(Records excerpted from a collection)
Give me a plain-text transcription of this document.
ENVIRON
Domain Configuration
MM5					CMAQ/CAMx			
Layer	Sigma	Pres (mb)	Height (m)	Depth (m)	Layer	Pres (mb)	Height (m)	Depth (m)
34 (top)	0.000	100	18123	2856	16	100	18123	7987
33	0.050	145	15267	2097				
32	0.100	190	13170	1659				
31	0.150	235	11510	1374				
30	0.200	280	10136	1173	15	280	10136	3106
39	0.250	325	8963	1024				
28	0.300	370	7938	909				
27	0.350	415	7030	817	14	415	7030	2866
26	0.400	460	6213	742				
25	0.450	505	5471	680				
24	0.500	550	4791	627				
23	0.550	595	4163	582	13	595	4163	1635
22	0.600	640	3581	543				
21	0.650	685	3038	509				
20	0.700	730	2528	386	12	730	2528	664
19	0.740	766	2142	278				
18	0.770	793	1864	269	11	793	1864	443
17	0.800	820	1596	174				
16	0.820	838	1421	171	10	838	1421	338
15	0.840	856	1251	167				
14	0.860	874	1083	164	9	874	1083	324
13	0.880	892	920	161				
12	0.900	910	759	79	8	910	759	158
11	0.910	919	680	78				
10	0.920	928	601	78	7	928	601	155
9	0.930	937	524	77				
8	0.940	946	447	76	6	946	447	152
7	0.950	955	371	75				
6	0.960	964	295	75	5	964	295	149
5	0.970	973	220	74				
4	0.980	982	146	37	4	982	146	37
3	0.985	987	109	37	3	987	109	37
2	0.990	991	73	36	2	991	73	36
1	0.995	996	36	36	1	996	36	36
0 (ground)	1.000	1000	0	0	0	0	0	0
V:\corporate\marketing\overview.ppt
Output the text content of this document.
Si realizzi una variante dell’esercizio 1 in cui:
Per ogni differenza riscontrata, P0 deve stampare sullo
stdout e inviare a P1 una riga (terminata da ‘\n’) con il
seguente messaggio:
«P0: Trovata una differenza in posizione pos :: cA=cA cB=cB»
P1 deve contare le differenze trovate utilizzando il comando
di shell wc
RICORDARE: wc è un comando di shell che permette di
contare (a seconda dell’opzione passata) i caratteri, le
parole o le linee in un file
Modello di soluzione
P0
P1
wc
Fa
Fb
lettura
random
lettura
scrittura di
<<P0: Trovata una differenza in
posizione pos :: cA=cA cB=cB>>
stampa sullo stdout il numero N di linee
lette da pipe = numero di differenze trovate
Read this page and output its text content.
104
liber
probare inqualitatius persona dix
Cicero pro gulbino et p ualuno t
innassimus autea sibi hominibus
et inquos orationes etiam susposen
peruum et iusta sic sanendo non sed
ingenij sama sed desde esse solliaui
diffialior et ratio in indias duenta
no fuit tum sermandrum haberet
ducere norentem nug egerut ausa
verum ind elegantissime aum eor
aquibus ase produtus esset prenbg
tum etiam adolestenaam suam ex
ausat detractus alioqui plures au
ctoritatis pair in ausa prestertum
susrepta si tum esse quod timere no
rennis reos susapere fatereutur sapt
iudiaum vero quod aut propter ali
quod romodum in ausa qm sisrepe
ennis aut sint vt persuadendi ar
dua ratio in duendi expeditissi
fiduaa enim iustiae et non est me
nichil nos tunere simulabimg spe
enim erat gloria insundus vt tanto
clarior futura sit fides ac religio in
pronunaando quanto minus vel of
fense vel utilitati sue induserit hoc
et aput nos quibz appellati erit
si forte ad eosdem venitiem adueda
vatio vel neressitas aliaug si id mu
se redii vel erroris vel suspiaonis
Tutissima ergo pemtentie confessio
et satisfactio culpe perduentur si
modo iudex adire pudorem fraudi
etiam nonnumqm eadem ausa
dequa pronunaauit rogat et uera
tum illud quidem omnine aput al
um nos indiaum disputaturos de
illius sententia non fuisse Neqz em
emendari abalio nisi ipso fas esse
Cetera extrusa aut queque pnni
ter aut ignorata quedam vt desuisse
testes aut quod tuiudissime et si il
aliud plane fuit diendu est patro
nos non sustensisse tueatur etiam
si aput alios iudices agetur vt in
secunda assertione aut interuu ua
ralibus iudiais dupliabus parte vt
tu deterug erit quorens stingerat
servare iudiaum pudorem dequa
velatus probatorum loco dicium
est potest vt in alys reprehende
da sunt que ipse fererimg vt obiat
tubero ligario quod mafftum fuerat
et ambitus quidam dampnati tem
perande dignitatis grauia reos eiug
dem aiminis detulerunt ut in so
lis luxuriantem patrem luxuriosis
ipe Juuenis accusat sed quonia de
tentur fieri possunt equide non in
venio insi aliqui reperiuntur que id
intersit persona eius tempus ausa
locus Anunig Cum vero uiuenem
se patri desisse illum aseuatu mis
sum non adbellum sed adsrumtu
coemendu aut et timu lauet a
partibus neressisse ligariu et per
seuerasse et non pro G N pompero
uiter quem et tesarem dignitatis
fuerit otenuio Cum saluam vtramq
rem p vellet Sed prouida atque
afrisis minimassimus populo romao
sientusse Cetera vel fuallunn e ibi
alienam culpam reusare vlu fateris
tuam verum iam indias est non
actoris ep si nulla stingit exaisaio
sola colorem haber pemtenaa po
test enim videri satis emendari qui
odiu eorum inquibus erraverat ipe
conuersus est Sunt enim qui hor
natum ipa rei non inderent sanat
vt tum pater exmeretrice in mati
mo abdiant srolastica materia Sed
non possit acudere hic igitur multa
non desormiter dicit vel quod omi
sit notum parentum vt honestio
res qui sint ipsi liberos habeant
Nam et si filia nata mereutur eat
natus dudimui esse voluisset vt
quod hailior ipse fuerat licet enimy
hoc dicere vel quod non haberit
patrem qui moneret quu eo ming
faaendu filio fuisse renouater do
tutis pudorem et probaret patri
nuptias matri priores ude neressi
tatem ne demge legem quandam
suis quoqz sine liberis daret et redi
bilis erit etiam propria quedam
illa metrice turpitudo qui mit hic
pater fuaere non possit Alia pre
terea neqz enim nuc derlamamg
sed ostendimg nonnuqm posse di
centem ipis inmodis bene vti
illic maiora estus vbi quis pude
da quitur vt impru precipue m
* * *
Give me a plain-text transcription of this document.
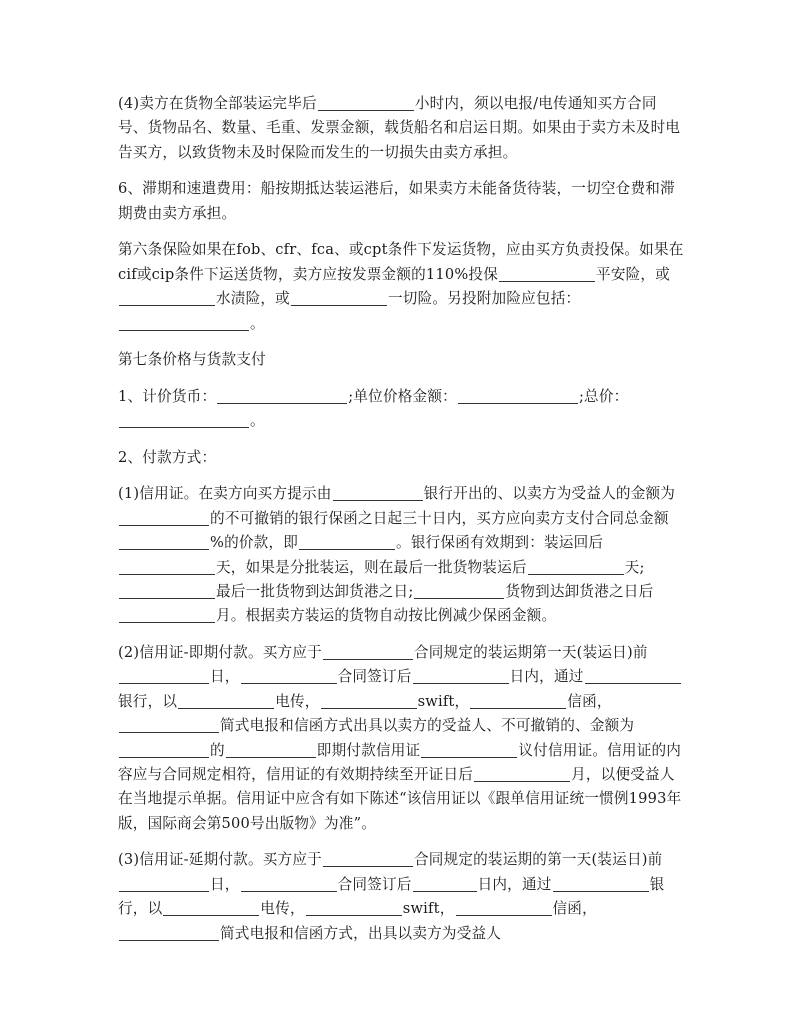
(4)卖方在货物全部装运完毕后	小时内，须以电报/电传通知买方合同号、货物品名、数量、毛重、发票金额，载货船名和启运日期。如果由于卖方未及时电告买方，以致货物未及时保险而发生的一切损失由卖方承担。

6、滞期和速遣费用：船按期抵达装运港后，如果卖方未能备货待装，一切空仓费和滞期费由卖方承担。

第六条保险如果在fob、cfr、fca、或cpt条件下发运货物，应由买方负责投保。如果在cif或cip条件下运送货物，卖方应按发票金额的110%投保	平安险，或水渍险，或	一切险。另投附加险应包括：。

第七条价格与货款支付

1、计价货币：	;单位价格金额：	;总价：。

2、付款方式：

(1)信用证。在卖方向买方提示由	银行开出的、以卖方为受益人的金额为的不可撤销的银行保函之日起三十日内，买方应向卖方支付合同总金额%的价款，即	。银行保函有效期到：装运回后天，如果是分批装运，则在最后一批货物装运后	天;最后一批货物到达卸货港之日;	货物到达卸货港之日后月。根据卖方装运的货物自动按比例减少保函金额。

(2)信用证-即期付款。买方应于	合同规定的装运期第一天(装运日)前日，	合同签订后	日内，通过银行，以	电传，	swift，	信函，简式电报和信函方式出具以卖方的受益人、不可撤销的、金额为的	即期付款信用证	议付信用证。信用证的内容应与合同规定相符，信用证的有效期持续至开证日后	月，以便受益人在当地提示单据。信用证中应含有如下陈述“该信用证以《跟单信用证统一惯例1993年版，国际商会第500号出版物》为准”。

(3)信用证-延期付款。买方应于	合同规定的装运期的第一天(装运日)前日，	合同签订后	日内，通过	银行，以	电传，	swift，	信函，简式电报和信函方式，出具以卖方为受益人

• Do this:
Work out how many lines in the records above contain the word "verum", and give only that number.

• Right answer:
2